Problem details:
Separate out the lines that hold "right".

>> start Task inputs

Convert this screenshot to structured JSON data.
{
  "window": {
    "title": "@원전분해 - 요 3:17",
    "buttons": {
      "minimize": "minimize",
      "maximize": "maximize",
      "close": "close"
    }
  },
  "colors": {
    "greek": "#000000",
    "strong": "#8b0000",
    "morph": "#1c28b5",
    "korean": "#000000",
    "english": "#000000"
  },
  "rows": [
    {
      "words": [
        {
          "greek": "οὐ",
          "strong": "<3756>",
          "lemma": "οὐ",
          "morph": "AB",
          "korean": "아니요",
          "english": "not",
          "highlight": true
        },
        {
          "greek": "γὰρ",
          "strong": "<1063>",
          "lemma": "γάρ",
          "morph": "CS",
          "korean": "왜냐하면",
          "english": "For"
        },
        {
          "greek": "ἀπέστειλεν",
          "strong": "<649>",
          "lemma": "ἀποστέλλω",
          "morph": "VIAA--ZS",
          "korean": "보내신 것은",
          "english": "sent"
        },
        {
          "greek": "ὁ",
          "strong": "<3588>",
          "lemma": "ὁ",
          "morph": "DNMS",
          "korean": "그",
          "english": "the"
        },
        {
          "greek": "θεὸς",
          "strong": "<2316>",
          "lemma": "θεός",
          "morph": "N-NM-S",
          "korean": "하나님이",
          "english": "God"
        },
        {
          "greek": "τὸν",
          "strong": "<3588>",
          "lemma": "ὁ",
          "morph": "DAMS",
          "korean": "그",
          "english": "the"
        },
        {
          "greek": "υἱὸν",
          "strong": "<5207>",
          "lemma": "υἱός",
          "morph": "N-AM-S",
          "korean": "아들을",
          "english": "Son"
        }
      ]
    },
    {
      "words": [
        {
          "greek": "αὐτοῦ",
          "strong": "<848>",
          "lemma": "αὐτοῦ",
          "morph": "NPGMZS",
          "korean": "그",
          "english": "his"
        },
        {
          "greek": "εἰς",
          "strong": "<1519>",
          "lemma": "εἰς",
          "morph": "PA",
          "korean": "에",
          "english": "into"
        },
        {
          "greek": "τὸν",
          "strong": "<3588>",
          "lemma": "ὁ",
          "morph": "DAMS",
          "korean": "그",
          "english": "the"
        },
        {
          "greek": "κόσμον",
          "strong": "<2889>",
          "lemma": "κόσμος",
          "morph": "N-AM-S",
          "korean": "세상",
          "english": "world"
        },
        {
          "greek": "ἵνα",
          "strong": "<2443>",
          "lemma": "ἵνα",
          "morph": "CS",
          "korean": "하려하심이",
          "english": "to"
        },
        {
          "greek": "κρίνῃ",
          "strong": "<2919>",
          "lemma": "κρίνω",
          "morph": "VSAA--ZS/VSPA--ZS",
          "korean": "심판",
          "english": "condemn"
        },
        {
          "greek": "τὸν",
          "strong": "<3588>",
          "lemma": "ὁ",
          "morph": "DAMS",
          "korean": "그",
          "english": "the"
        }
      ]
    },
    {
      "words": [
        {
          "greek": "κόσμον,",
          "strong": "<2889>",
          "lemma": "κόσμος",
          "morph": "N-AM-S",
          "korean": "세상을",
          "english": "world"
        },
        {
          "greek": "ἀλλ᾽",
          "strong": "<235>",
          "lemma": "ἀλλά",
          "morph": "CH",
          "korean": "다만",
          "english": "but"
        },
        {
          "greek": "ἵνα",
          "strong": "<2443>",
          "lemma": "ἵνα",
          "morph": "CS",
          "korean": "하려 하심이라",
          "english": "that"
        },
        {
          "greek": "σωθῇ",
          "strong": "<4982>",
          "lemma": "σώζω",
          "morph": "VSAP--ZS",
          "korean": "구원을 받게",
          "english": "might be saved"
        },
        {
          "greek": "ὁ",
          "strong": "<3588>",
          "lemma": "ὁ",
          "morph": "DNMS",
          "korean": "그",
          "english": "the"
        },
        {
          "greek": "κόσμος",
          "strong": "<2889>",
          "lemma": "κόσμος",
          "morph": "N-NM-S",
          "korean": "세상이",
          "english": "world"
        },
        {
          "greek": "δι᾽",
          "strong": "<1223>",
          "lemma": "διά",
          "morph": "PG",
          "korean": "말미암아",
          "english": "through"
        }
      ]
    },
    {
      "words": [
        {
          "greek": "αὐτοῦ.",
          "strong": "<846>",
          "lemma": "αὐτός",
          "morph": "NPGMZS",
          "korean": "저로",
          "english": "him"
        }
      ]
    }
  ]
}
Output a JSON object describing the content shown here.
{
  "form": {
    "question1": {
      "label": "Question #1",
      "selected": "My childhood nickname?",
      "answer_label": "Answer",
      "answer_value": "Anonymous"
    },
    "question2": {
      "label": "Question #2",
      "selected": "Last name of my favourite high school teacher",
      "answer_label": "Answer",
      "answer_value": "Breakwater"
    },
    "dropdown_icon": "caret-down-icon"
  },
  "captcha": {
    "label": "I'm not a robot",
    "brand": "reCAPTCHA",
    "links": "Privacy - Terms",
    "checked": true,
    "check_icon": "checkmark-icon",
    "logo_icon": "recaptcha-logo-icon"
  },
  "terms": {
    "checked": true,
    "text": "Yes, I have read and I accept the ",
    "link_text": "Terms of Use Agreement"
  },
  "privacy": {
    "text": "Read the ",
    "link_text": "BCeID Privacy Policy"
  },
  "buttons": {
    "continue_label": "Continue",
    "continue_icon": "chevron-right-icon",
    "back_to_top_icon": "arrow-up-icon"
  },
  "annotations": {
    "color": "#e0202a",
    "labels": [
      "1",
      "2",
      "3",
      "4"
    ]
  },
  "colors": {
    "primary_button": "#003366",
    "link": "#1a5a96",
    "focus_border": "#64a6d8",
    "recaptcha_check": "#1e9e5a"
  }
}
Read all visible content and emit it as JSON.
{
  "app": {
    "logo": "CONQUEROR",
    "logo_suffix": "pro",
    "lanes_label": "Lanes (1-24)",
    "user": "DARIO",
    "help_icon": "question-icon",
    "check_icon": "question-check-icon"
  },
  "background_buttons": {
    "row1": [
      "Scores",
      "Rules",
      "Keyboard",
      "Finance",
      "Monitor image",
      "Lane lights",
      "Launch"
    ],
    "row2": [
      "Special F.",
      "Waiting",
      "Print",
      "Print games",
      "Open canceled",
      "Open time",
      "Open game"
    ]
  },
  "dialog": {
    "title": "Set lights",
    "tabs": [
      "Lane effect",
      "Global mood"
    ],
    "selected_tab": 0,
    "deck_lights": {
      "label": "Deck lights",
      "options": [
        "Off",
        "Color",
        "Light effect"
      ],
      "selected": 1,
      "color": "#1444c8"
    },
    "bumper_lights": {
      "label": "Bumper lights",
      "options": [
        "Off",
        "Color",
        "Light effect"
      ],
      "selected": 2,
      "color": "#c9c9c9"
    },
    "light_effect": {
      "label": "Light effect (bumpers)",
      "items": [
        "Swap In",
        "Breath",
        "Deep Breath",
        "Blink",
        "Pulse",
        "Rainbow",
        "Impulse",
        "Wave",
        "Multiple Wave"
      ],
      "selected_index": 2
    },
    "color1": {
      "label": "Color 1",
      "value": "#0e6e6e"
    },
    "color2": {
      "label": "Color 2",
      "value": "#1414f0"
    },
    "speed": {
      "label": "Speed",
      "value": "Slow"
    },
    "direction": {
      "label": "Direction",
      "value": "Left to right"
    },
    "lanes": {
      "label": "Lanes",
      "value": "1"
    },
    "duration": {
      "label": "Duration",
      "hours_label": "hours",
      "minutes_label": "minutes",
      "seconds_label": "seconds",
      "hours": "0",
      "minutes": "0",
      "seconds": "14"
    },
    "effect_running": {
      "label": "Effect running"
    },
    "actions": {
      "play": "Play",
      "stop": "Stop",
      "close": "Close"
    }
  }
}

>> end Task inputs

Response to the exercise:
    "continue_icon": "chevron-right-icon",
      "value": "Left to right"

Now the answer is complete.